Input for this task:
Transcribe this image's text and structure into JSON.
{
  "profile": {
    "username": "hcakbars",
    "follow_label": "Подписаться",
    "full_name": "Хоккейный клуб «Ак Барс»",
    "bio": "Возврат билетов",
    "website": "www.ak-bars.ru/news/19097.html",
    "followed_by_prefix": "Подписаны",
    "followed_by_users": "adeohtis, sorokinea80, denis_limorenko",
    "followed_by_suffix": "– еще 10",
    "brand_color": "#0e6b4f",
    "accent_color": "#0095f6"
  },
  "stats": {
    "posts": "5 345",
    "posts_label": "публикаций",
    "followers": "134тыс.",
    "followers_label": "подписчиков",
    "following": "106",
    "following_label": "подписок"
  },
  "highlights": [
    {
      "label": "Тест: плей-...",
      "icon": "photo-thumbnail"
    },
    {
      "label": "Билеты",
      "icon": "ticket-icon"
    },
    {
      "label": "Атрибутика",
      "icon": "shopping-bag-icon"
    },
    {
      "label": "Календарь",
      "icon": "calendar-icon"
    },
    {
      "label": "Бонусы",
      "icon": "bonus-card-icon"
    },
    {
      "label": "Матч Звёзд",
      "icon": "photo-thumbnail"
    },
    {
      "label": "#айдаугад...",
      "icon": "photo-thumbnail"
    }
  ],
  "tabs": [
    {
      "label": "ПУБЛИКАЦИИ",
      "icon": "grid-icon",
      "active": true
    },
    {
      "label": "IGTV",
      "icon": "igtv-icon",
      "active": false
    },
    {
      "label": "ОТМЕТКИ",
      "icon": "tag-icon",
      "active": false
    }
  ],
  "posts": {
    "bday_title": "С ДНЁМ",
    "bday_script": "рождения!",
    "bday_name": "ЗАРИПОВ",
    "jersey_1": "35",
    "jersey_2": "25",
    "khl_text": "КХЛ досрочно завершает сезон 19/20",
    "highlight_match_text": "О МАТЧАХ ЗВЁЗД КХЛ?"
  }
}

What this task involves: Take the listing above and set it down exactly.

Final result:
Transcribe this image's text and structure into JSON.
{
  "profile": {
    "username": "hcakbars",
    "follow_label": "Подписаться",
    "full_name": "Хоккейный клуб «Ак Барс»",
    "bio": "Возврат билетов",
    "website": "www.ak-bars.ru/news/19097.html",
    "followed_by_prefix": "Подписаны",
    "followed_by_users": "adeohtis, sorokinea80, denis_limorenko",
    "followed_by_suffix": "– еще 10",
    "brand_color": "#0e6b4f",
    "accent_color": "#0095f6"
  },
  "stats": {
    "posts": "5 345",
    "posts_label": "публикаций",
    "followers": "134тыс.",
    "followers_label": "подписчиков",
    "following": "106",
    "following_label": "подписок"
  },
  "highlights": [
    {
      "label": "Тест: плей-...",
      "icon": "photo-thumbnail"
    },
    {
      "label": "Билеты",
      "icon": "ticket-icon"
    },
    {
      "label": "Атрибутика",
      "icon": "shopping-bag-icon"
    },
    {
      "label": "Календарь",
      "icon": "calendar-icon"
    },
    {
      "label": "Бонусы",
      "icon": "bonus-card-icon"
    },
    {
      "label": "Матч Звёзд",
      "icon": "photo-thumbnail"
    },
    {
      "label": "#айдаугад...",
      "icon": "photo-thumbnail"
    }
  ],
  "tabs": [
    {
      "label": "ПУБЛИКАЦИИ",
      "icon": "grid-icon",
      "active": true
    },
    {
      "label": "IGTV",
      "icon": "igtv-icon",
      "active": false
    },
    {
      "label": "ОТМЕТКИ",
      "icon": "tag-icon",
      "active": false
    }
  ],
  "posts": {
    "bday_title": "С ДНЁМ",
    "bday_script": "рождения!",
    "bday_name": "ЗАРИПОВ",
    "jersey_1": "35",
    "jersey_2": "25",
    "khl_text": "КХЛ досрочно завершает сезон 19/20",
    "highlight_match_text": "О МАТЧАХ ЗВЁЗД КХЛ?"
  }
}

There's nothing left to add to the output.